Figure content listings

--- START ---

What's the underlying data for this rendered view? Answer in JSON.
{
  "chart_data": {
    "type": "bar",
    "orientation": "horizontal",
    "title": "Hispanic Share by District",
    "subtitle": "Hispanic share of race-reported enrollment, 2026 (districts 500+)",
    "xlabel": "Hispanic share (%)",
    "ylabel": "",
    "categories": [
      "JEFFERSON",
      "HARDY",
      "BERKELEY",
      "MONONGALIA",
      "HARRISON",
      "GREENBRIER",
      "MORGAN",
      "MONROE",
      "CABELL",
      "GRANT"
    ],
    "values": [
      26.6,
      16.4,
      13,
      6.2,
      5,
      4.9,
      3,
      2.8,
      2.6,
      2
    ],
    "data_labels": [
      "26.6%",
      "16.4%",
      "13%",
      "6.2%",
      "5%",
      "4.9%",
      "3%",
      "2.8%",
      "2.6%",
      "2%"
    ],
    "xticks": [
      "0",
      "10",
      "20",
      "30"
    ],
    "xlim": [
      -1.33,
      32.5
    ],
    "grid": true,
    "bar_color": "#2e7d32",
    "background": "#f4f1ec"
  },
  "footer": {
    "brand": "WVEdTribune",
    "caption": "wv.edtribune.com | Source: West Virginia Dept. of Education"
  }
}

--- END ---

**Written exercise**
Using the exact wording, write out all of the records.

**Task output**
What's the underlying data for this rendered view? Answer in JSON.
{
  "chart_data": {
    "type": "bar",
    "orientation": "horizontal",
    "title": "Hispanic Share by District",
    "subtitle": "Hispanic share of race-reported enrollment, 2026 (districts 500+)",
    "xlabel": "Hispanic share (%)",
    "ylabel": "",
    "categories": [
      "JEFFERSON",
      "HARDY",
      "BERKELEY",
      "MONONGALIA",
      "HARRISON",
      "GREENBRIER",
      "MORGAN",
      "MONROE",
      "CABELL",
      "GRANT"
    ],
    "values": [
      26.6,
      16.4,
      13,
      6.2,
      5,
      4.9,
      3,
      2.8,
      2.6,
      2
    ],
    "data_labels": [
      "26.6%",
      "16.4%",
      "13%",
      "6.2%",
      "5%",
      "4.9%",
      "3%",
      "2.8%",
      "2.6%",
      "2%"
    ],
    "xticks": [
      "0",
      "10",
      "20",
      "30"
    ],
    "xlim": [
      -1.33,
      32.5
    ],
    "grid": true,
    "bar_color": "#2e7d32",
    "background": "#f4f1ec"
  },
  "footer": {
    "brand": "WVEdTribune",
    "caption": "wv.edtribune.com | Source: West Virginia Dept. of Education"
  }
}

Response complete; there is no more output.